SHORT PROBLEM: Copy out the entries below precisely; nothing is to be omitted.

SOURCE RECORDS:

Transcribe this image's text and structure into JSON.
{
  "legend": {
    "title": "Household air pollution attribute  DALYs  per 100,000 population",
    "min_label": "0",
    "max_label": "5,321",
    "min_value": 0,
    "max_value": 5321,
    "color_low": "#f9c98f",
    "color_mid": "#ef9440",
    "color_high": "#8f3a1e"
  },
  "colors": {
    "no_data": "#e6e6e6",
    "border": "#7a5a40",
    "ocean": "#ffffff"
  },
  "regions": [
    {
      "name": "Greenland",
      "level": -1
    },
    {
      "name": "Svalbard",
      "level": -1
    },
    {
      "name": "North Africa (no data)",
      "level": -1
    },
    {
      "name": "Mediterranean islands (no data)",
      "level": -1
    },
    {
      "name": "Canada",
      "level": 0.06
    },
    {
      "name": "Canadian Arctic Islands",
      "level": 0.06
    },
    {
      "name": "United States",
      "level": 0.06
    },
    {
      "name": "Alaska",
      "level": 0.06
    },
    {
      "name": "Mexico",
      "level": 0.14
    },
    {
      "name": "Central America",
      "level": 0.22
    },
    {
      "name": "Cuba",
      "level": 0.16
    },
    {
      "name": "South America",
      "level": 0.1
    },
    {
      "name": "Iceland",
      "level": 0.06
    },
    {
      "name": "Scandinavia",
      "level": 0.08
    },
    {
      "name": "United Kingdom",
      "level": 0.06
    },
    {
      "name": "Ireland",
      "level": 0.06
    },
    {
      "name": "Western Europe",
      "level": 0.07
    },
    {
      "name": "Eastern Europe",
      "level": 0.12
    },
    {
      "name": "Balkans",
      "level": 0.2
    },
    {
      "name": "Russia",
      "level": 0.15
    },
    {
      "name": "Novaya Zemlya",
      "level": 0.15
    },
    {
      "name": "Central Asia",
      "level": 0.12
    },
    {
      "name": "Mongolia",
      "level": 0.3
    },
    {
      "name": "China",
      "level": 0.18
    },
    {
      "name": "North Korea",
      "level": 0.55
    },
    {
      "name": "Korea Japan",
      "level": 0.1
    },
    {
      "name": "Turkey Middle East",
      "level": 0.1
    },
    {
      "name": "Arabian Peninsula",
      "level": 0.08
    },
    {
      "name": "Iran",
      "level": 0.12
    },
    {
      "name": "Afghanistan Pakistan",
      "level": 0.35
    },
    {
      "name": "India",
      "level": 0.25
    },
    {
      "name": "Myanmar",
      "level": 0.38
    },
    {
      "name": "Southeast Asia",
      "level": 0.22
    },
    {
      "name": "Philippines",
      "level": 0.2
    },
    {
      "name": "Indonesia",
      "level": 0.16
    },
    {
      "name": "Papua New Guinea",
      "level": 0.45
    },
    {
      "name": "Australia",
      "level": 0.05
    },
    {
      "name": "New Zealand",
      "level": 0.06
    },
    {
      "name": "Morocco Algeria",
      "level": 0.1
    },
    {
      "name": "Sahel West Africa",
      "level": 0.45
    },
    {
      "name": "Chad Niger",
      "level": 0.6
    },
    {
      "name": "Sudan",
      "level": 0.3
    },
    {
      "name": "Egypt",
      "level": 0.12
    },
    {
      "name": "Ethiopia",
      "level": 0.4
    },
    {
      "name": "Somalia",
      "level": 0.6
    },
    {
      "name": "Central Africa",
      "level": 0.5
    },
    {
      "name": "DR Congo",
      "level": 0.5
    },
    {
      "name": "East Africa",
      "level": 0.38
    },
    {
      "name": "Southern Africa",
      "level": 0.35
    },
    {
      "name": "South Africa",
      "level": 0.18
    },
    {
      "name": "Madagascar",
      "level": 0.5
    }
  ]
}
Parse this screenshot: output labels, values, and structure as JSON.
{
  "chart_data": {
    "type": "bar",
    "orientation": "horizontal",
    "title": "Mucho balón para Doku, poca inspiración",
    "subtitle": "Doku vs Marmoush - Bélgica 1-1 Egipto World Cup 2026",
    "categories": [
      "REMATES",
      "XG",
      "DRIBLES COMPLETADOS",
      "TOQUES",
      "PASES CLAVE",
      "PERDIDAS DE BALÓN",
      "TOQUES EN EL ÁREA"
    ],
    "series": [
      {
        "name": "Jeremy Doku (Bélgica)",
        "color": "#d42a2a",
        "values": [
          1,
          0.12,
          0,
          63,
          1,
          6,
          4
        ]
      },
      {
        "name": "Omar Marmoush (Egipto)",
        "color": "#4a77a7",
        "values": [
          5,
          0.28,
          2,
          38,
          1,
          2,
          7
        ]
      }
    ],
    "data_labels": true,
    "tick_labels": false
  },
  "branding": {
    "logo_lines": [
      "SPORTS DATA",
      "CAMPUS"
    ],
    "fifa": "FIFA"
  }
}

FULL RESPONSE:
Transcribe this image's text and structure into JSON.
{
  "legend": {
    "title": "Household air pollution attribute  DALYs  per 100,000 population",
    "min_label": "0",
    "max_label": "5,321",
    "min_value": 0,
    "max_value": 5321,
    "color_low": "#f9c98f",
    "color_mid": "#ef9440",
    "color_high": "#8f3a1e"
  },
  "colors": {
    "no_data": "#e6e6e6",
    "border": "#7a5a40",
    "ocean": "#ffffff"
  },
  "regions": [
    {
      "name": "Greenland",
      "level": -1
    },
    {
      "name": "Svalbard",
      "level": -1
    },
    {
      "name": "North Africa (no data)",
      "level": -1
    },
    {
      "name": "Mediterranean islands (no data)",
      "level": -1
    },
    {
      "name": "Canada",
      "level": 0.06
    },
    {
      "name": "Canadian Arctic Islands",
      "level": 0.06
    },
    {
      "name": "United States",
      "level": 0.06
    },
    {
      "name": "Alaska",
      "level": 0.06
    },
    {
      "name": "Mexico",
      "level": 0.14
    },
    {
      "name": "Central America",
      "level": 0.22
    },
    {
      "name": "Cuba",
      "level": 0.16
    },
    {
      "name": "South America",
      "level": 0.1
    },
    {
      "name": "Iceland",
      "level": 0.06
    },
    {
      "name": "Scandinavia",
      "level": 0.08
    },
    {
      "name": "United Kingdom",
      "level": 0.06
    },
    {
      "name": "Ireland",
      "level": 0.06
    },
    {
      "name": "Western Europe",
      "level": 0.07
    },
    {
      "name": "Eastern Europe",
      "level": 0.12
    },
    {
      "name": "Balkans",
      "level": 0.2
    },
    {
      "name": "Russia",
      "level": 0.15
    },
    {
      "name": "Novaya Zemlya",
      "level": 0.15
    },
    {
      "name": "Central Asia",
      "level": 0.12
    },
    {
      "name": "Mongolia",
      "level": 0.3
    },
    {
      "name": "China",
      "level": 0.18
    },
    {
      "name": "North Korea",
      "level": 0.55
    },
    {
      "name": "Korea Japan",
      "level": 0.1
    },
    {
      "name": "Turkey Middle East",
      "level": 0.1
    },
    {
      "name": "Arabian Peninsula",
      "level": 0.08
    },
    {
      "name": "Iran",
      "level": 0.12
    },
    {
      "name": "Afghanistan Pakistan",
      "level": 0.35
    },
    {
      "name": "India",
      "level": 0.25
    },
    {
      "name": "Myanmar",
      "level": 0.38
    },
    {
      "name": "Southeast Asia",
      "level": 0.22
    },
    {
      "name": "Philippines",
      "level": 0.2
    },
    {
      "name": "Indonesia",
      "level": 0.16
    },
    {
      "name": "Papua New Guinea",
      "level": 0.45
    },
    {
      "name": "Australia",
      "level": 0.05
    },
    {
      "name": "New Zealand",
      "level": 0.06
    },
    {
      "name": "Morocco Algeria",
      "level": 0.1
    },
    {
      "name": "Sahel West Africa",
      "level": 0.45
    },
    {
      "name": "Chad Niger",
      "level": 0.6
    },
    {
      "name": "Sudan",
      "level": 0.3
    },
    {
      "name": "Egypt",
      "level": 0.12
    },
    {
      "name": "Ethiopia",
      "level": 0.4
    },
    {
      "name": "Somalia",
      "level": 0.6
    },
    {
      "name": "Central Africa",
      "level": 0.5
    },
    {
      "name": "DR Congo",
      "level": 0.5
    },
    {
      "name": "East Africa",
      "level": 0.38
    },
    {
      "name": "Southern Africa",
      "level": 0.35
    },
    {
      "name": "South Africa",
      "level": 0.18
    },
    {
      "name": "Madagascar",
      "level": 0.5
    }
  ]
}
Parse this screenshot: output labels, values, and structure as JSON.
{
  "chart_data": {
    "type": "bar",
    "orientation": "horizontal",
    "title": "Mucho balón para Doku, poca inspiración",
    "subtitle": "Doku vs Marmoush - Bélgica 1-1 Egipto World Cup 2026",
    "categories": [
      "REMATES",
      "XG",
      "DRIBLES COMPLETADOS",
      "TOQUES",
      "PASES CLAVE",
      "PERDIDAS DE BALÓN",
      "TOQUES EN EL ÁREA"
    ],
    "series": [
      {
        "name": "Jeremy Doku (Bélgica)",
        "color": "#d42a2a",
        "values": [
          1,
          0.12,
          0,
          63,
          1,
          6,
          4
        ]
      },
      {
        "name": "Omar Marmoush (Egipto)",
        "color": "#4a77a7",
        "values": [
          5,
          0.28,
          2,
          38,
          1,
          2,
          7
        ]
      }
    ],
    "data_labels": true,
    "tick_labels": false
  },
  "branding": {
    "logo_lines": [
      "SPORTS DATA",
      "CAMPUS"
    ],
    "fifa": "FIFA"
  }
}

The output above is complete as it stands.